→ Requirement:
From the records below, copy every line that contains the word "name".

→ Input data:
========

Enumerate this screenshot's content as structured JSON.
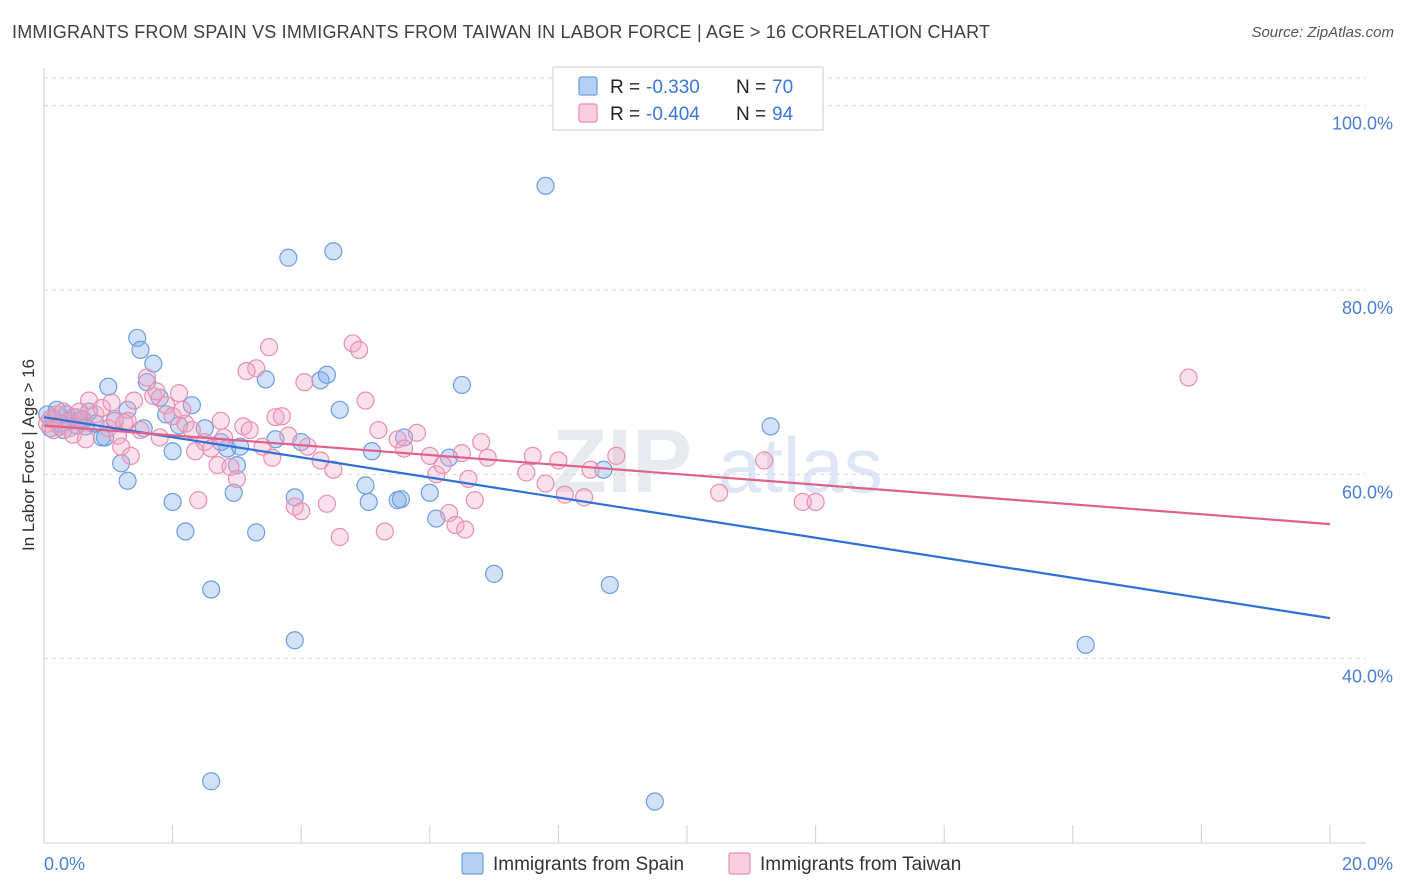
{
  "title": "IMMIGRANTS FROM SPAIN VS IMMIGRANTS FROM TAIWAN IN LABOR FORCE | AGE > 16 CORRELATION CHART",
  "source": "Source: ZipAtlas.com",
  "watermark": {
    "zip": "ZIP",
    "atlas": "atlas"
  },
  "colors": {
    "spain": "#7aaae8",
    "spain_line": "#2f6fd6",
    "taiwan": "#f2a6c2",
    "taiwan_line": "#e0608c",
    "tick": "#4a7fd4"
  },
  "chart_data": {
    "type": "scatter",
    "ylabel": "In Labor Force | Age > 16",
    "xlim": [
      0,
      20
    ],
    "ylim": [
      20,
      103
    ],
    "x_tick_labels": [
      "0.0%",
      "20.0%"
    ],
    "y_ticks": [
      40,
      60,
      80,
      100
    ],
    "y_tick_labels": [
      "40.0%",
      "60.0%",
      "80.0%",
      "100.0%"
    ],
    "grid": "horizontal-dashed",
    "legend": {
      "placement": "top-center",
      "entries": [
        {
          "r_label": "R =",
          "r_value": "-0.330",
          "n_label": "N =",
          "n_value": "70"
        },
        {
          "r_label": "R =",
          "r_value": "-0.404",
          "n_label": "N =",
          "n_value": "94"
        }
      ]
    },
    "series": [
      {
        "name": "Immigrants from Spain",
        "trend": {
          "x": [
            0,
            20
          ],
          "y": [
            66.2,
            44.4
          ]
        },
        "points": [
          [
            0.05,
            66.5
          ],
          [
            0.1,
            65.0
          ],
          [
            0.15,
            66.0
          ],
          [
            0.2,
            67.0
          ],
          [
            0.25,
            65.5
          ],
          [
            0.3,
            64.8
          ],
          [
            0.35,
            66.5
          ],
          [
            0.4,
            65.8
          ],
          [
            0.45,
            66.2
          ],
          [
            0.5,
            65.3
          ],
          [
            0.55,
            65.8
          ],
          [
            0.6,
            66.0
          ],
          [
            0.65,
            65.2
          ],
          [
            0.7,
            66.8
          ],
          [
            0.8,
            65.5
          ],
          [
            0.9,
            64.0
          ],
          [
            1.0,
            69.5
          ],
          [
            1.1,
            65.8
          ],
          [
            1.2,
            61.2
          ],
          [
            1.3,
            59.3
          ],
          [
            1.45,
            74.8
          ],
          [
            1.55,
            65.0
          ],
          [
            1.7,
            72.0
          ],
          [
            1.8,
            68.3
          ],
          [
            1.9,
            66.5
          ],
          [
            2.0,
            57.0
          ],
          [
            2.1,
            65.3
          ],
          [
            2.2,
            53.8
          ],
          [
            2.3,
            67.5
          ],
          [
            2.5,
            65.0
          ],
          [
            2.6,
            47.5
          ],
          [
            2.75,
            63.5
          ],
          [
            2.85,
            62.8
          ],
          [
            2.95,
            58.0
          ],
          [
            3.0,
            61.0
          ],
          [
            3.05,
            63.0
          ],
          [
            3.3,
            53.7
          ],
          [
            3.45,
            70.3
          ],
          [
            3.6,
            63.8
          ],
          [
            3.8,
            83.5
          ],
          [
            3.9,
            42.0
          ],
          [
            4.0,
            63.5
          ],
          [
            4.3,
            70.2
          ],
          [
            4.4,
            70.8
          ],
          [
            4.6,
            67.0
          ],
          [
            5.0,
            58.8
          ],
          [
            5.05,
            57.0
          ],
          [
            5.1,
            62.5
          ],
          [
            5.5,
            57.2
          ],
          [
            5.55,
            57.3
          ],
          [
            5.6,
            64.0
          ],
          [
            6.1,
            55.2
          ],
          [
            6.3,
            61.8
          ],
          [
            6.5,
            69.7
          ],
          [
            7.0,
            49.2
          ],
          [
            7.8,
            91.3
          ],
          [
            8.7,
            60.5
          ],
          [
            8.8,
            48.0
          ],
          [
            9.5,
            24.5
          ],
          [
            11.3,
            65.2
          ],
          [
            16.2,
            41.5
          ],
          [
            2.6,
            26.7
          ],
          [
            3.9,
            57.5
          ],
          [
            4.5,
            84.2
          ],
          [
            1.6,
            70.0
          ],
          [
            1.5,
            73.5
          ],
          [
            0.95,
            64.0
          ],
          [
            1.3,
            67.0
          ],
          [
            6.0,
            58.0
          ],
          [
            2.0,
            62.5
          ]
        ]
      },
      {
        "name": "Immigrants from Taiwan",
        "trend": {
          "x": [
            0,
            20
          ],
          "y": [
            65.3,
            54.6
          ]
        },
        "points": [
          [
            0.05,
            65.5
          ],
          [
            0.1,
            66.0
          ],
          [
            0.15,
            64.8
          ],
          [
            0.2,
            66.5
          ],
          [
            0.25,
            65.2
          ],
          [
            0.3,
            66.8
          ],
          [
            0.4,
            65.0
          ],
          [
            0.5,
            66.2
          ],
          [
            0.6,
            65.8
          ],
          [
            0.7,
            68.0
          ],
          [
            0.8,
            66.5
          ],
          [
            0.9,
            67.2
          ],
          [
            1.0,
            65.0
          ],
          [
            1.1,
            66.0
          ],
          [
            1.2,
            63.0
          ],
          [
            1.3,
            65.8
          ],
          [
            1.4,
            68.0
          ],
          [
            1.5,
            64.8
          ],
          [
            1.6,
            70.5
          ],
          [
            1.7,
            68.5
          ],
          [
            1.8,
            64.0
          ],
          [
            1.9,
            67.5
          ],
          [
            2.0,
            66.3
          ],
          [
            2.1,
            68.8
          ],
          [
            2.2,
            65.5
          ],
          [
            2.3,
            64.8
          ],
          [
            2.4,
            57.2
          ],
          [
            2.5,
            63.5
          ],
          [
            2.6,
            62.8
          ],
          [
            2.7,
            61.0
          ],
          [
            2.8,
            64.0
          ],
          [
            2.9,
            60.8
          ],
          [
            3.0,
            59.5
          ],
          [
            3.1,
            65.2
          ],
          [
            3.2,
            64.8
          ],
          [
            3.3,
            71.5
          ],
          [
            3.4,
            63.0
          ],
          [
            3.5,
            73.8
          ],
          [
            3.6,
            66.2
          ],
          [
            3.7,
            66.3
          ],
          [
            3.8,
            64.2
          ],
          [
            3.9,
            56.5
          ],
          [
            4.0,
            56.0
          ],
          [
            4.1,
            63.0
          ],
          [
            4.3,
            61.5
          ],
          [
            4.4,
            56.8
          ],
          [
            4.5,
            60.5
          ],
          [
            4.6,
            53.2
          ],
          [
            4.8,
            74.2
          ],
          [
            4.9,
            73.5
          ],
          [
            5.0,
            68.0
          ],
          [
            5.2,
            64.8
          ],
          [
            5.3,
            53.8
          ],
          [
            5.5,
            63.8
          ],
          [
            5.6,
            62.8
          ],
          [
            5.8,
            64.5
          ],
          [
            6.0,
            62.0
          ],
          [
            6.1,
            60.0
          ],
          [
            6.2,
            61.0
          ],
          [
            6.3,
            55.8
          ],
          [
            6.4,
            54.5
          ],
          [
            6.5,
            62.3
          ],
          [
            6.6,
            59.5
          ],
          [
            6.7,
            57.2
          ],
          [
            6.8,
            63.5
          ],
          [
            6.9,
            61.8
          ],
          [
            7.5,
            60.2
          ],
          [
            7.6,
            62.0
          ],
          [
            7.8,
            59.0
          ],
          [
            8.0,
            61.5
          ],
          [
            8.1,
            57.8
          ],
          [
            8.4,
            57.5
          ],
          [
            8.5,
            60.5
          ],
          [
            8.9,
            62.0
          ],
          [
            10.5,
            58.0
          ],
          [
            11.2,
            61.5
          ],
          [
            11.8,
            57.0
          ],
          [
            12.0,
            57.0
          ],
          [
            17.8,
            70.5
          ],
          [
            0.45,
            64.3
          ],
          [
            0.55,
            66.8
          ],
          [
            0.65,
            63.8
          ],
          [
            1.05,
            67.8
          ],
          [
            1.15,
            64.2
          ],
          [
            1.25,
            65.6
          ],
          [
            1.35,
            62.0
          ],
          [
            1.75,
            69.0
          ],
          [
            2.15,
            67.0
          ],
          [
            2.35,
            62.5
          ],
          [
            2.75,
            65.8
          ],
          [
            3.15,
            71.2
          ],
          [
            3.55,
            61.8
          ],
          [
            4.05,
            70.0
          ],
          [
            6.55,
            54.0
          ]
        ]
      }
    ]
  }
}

========

→ Problem solution:
        "name": "Immigrants from Spain",
        "name": "Immigrants from Taiwan",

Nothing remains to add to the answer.